-- BEGIN --
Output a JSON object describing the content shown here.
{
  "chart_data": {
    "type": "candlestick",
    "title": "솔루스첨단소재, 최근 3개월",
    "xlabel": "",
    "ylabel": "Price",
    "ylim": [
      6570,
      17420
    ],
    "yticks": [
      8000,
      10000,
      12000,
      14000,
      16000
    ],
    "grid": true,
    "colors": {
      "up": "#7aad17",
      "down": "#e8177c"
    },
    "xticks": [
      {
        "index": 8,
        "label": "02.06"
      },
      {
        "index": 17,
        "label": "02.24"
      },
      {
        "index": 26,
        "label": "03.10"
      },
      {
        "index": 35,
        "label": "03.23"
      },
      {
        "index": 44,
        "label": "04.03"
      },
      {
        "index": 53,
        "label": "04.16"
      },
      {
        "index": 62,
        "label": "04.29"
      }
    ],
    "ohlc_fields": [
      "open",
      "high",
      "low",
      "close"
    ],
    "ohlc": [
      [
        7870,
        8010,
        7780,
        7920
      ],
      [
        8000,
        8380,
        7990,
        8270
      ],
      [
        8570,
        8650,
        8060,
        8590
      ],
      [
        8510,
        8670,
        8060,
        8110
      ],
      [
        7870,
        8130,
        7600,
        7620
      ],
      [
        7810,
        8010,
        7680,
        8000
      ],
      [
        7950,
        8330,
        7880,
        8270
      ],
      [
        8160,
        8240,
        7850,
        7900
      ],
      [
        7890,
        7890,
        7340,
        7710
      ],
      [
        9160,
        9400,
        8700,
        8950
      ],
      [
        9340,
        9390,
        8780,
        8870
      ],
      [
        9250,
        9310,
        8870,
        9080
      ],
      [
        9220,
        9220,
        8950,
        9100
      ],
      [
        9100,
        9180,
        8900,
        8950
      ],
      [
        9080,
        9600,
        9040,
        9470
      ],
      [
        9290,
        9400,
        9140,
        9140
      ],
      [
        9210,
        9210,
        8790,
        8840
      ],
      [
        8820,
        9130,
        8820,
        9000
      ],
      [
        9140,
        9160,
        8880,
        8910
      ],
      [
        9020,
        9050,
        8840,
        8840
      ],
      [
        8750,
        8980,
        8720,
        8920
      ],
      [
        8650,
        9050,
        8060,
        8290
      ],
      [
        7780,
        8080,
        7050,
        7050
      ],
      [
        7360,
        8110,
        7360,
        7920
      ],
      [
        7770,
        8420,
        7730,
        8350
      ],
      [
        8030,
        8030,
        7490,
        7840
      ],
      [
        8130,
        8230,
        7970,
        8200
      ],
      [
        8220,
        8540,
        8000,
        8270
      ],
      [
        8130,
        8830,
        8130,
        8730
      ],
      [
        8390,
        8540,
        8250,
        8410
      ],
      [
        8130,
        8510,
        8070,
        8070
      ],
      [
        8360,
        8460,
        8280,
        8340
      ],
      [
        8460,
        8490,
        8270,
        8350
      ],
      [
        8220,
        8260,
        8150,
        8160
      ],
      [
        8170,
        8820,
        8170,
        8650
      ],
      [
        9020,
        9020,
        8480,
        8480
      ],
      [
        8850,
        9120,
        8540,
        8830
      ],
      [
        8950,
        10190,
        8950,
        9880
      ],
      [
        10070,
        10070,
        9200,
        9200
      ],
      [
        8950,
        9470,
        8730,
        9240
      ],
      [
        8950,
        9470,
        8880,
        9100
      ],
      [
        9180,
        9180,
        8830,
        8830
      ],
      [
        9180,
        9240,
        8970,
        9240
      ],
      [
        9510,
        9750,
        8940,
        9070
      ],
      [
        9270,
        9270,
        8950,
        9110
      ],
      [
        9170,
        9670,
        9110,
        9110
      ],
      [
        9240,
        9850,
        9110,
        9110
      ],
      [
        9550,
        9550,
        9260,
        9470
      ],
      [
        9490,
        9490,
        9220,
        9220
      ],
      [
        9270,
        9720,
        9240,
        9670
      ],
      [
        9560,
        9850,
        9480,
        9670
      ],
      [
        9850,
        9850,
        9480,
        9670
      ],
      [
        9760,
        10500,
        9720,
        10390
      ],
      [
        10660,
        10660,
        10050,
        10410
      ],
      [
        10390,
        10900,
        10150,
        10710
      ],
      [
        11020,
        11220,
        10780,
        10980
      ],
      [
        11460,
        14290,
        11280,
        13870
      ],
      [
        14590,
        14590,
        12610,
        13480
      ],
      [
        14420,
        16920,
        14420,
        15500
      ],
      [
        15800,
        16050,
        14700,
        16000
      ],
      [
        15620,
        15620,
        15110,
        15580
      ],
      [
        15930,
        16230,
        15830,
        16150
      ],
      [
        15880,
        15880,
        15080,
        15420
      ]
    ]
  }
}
-- END --
Exercise goal | Gather each line of the listing that holds the string "index".

Solution |
        "index": 8,
        "index": 17,
        "index": 26,
        "index": 35,
        "index": 44,
        "index": 53,
        "index": 62,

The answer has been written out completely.